(Records)

** BEGIN **

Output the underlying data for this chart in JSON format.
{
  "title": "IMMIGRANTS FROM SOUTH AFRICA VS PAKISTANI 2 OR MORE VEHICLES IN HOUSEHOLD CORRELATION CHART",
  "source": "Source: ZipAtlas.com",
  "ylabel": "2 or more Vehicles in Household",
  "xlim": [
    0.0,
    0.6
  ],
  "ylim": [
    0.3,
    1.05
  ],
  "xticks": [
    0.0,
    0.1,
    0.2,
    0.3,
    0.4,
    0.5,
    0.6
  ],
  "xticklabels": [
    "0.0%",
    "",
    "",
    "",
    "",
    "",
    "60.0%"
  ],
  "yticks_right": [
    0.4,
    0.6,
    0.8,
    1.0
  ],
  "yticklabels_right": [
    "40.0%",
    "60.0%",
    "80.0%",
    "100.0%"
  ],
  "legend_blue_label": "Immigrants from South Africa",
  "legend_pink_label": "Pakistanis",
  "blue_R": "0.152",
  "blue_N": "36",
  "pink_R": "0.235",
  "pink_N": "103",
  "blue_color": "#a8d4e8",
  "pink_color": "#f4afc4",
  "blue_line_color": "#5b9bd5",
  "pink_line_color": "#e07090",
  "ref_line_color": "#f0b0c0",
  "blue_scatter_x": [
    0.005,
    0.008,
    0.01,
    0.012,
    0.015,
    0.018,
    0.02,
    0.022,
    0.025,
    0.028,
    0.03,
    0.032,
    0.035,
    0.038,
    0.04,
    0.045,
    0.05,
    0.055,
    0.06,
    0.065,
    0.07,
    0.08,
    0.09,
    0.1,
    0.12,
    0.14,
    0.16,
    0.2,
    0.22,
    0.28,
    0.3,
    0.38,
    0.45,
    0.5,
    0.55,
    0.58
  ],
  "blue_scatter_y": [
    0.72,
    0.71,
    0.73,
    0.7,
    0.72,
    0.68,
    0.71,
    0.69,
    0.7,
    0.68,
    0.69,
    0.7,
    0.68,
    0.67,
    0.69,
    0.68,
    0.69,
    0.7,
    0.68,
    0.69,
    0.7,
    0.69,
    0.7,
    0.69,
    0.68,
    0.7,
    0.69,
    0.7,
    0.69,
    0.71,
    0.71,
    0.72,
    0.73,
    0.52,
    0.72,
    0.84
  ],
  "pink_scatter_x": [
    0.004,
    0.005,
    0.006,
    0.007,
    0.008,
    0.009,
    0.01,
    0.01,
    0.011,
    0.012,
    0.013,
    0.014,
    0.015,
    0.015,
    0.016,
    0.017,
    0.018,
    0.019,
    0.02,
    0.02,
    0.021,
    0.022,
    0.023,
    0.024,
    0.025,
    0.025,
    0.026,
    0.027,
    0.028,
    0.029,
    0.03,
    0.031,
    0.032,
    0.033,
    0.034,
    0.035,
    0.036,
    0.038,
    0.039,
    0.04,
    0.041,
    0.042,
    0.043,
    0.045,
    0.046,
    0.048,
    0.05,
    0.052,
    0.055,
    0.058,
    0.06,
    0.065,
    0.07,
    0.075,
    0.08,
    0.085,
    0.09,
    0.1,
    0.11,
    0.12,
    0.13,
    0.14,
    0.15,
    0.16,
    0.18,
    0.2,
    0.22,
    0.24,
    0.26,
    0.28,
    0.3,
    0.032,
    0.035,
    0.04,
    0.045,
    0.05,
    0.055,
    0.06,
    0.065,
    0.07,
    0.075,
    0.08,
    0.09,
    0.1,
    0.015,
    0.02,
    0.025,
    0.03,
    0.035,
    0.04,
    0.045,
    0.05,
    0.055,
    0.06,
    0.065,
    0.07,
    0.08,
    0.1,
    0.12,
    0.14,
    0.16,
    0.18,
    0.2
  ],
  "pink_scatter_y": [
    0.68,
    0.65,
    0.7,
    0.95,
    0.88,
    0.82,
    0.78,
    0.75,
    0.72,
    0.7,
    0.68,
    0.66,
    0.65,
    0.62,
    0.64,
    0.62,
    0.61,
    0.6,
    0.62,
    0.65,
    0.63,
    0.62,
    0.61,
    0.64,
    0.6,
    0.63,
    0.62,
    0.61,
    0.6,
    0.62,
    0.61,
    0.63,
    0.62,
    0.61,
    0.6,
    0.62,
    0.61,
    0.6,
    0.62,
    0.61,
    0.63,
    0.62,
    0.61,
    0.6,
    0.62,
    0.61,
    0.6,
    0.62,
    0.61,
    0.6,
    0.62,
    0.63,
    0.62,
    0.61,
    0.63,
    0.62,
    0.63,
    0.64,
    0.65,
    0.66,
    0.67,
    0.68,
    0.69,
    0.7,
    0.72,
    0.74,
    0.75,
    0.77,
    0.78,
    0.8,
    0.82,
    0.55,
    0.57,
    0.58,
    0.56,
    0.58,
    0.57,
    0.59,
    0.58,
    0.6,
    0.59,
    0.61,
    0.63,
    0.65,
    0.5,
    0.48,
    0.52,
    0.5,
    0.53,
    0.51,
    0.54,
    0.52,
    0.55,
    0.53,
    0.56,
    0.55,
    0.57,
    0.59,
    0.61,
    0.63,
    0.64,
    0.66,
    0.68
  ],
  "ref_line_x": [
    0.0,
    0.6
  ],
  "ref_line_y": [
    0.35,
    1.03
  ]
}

** END **

From the records above, please extract every line and repeat it exactly.

Output the underlying data for this chart in JSON format.
{
  "title": "IMMIGRANTS FROM SOUTH AFRICA VS PAKISTANI 2 OR MORE VEHICLES IN HOUSEHOLD CORRELATION CHART",
  "source": "Source: ZipAtlas.com",
  "ylabel": "2 or more Vehicles in Household",
  "xlim": [
    0.0,
    0.6
  ],
  "ylim": [
    0.3,
    1.05
  ],
  "xticks": [
    0.0,
    0.1,
    0.2,
    0.3,
    0.4,
    0.5,
    0.6
  ],
  "xticklabels": [
    "0.0%",
    "",
    "",
    "",
    "",
    "",
    "60.0%"
  ],
  "yticks_right": [
    0.4,
    0.6,
    0.8,
    1.0
  ],
  "yticklabels_right": [
    "40.0%",
    "60.0%",
    "80.0%",
    "100.0%"
  ],
  "legend_blue_label": "Immigrants from South Africa",
  "legend_pink_label": "Pakistanis",
  "blue_R": "0.152",
  "blue_N": "36",
  "pink_R": "0.235",
  "pink_N": "103",
  "blue_color": "#a8d4e8",
  "pink_color": "#f4afc4",
  "blue_line_color": "#5b9bd5",
  "pink_line_color": "#e07090",
  "ref_line_color": "#f0b0c0",
  "blue_scatter_x": [
    0.005,
    0.008,
    0.01,
    0.012,
    0.015,
    0.018,
    0.02,
    0.022,
    0.025,
    0.028,
    0.03,
    0.032,
    0.035,
    0.038,
    0.04,
    0.045,
    0.05,
    0.055,
    0.06,
    0.065,
    0.07,
    0.08,
    0.09,
    0.1,
    0.12,
    0.14,
    0.16,
    0.2,
    0.22,
    0.28,
    0.3,
    0.38,
    0.45,
    0.5,
    0.55,
    0.58
  ],
  "blue_scatter_y": [
    0.72,
    0.71,
    0.73,
    0.7,
    0.72,
    0.68,
    0.71,
    0.69,
    0.7,
    0.68,
    0.69,
    0.7,
    0.68,
    0.67,
    0.69,
    0.68,
    0.69,
    0.7,
    0.68,
    0.69,
    0.7,
    0.69,
    0.7,
    0.69,
    0.68,
    0.7,
    0.69,
    0.7,
    0.69,
    0.71,
    0.71,
    0.72,
    0.73,
    0.52,
    0.72,
    0.84
  ],
  "pink_scatter_x": [
    0.004,
    0.005,
    0.006,
    0.007,
    0.008,
    0.009,
    0.01,
    0.01,
    0.011,
    0.012,
    0.013,
    0.014,
    0.015,
    0.015,
    0.016,
    0.017,
    0.018,
    0.019,
    0.02,
    0.02,
    0.021,
    0.022,
    0.023,
    0.024,
    0.025,
    0.025,
    0.026,
    0.027,
    0.028,
    0.029,
    0.03,
    0.031,
    0.032,
    0.033,
    0.034,
    0.035,
    0.036,
    0.038,
    0.039,
    0.04,
    0.041,
    0.042,
    0.043,
    0.045,
    0.046,
    0.048,
    0.05,
    0.052,
    0.055,
    0.058,
    0.06,
    0.065,
    0.07,
    0.075,
    0.08,
    0.085,
    0.09,
    0.1,
    0.11,
    0.12,
    0.13,
    0.14,
    0.15,
    0.16,
    0.18,
    0.2,
    0.22,
    0.24,
    0.26,
    0.28,
    0.3,
    0.032,
    0.035,
    0.04,
    0.045,
    0.05,
    0.055,
    0.06,
    0.065,
    0.07,
    0.075,
    0.08,
    0.09,
    0.1,
    0.015,
    0.02,
    0.025,
    0.03,
    0.035,
    0.04,
    0.045,
    0.05,
    0.055,
    0.06,
    0.065,
    0.07,
    0.08,
    0.1,
    0.12,
    0.14,
    0.16,
    0.18,
    0.2
  ],
  "pink_scatter_y": [
    0.68,
    0.65,
    0.7,
    0.95,
    0.88,
    0.82,
    0.78,
    0.75,
    0.72,
    0.7,
    0.68,
    0.66,
    0.65,
    0.62,
    0.64,
    0.62,
    0.61,
    0.6,
    0.62,
    0.65,
    0.63,
    0.62,
    0.61,
    0.64,
    0.6,
    0.63,
    0.62,
    0.61,
    0.6,
    0.62,
    0.61,
    0.63,
    0.62,
    0.61,
    0.6,
    0.62,
    0.61,
    0.6,
    0.62,
    0.61,
    0.63,
    0.62,
    0.61,
    0.6,
    0.62,
    0.61,
    0.6,
    0.62,
    0.61,
    0.6,
    0.62,
    0.63,
    0.62,
    0.61,
    0.63,
    0.62,
    0.63,
    0.64,
    0.65,
    0.66,
    0.67,
    0.68,
    0.69,
    0.7,
    0.72,
    0.74,
    0.75,
    0.77,
    0.78,
    0.8,
    0.82,
    0.55,
    0.57,
    0.58,
    0.56,
    0.58,
    0.57,
    0.59,
    0.58,
    0.6,
    0.59,
    0.61,
    0.63,
    0.65,
    0.5,
    0.48,
    0.52,
    0.5,
    0.53,
    0.51,
    0.54,
    0.52,
    0.55,
    0.53,
    0.56,
    0.55,
    0.57,
    0.59,
    0.61,
    0.63,
    0.64,
    0.66,
    0.68
  ],
  "ref_line_x": [
    0.0,
    0.6
  ],
  "ref_line_y": [
    0.35,
    1.03
  ]
}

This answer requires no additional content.